=== GIVEN RECORDS ===

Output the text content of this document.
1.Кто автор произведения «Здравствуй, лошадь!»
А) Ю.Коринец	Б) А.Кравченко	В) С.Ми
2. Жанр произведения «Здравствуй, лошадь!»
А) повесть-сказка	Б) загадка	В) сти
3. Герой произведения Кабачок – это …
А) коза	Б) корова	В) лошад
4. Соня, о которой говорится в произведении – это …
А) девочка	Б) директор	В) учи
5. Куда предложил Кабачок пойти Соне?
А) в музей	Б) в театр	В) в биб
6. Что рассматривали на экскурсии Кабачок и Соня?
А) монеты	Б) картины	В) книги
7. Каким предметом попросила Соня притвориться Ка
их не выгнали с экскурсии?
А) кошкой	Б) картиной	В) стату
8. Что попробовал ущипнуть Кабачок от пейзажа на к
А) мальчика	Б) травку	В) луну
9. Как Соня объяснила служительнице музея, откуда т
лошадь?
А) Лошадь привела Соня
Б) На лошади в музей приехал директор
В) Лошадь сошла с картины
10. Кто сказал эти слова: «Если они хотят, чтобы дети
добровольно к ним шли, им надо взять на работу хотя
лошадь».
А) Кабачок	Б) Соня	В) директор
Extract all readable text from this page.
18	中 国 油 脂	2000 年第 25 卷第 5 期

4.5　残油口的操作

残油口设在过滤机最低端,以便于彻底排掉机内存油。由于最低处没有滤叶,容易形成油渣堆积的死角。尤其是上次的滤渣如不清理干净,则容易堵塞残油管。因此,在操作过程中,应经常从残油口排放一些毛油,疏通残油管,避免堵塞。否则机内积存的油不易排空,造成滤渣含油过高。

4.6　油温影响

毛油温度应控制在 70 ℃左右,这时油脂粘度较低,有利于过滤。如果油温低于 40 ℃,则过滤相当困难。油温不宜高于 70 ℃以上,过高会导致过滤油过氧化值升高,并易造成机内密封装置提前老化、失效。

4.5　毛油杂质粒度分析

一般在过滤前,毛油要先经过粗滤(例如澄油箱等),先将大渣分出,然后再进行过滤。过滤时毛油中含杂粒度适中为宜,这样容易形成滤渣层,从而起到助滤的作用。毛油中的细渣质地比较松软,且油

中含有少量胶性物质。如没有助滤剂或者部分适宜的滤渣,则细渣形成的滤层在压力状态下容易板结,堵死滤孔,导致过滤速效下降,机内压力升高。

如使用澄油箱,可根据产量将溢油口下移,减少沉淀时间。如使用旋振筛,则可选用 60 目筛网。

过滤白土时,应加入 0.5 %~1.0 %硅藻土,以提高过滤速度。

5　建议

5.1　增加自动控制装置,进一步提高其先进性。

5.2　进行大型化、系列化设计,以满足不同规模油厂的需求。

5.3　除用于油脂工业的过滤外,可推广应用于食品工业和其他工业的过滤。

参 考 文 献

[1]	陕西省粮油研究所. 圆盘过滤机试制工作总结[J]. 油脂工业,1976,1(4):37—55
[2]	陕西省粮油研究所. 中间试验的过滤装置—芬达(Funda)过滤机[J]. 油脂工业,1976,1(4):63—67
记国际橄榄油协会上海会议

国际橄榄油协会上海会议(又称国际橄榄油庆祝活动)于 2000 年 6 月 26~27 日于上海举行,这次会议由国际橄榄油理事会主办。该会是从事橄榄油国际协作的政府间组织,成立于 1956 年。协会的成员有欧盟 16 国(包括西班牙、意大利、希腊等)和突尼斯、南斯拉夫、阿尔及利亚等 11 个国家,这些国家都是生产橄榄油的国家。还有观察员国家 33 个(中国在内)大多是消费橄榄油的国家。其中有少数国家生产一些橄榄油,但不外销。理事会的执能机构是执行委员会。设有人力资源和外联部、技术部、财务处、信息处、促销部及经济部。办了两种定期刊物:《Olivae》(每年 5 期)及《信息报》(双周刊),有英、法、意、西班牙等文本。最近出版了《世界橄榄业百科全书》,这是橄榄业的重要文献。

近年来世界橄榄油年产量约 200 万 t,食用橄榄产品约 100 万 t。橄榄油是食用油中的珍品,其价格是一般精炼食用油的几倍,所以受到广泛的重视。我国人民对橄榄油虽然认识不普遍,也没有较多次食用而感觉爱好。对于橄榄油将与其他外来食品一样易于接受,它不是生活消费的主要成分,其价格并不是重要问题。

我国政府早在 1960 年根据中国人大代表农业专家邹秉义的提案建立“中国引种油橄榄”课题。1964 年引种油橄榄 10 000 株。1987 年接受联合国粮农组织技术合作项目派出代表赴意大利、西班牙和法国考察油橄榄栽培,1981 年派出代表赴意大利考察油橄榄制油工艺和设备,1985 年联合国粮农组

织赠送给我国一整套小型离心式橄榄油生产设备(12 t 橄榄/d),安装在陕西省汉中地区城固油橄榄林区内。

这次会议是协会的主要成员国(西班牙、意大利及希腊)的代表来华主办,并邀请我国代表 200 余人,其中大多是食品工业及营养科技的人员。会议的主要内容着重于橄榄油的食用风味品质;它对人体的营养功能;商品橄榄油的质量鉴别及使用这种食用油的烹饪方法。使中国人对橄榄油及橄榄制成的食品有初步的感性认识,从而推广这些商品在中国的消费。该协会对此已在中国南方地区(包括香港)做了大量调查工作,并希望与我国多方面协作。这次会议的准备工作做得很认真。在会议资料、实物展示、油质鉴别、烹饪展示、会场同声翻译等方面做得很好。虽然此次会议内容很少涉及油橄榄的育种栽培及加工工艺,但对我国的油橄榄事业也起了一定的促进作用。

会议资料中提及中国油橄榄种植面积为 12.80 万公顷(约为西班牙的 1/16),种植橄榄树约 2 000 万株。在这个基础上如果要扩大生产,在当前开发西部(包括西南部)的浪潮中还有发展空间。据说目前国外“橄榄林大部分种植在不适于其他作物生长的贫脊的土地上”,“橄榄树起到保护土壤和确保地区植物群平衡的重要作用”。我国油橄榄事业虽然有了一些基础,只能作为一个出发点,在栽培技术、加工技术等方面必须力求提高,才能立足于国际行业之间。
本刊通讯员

===

» **TASK DESCRIPTION**:
Looking at the listing above, count the lines that contain "директор" and give nothing but the number.

» **EXERCISE ANSWER**:
3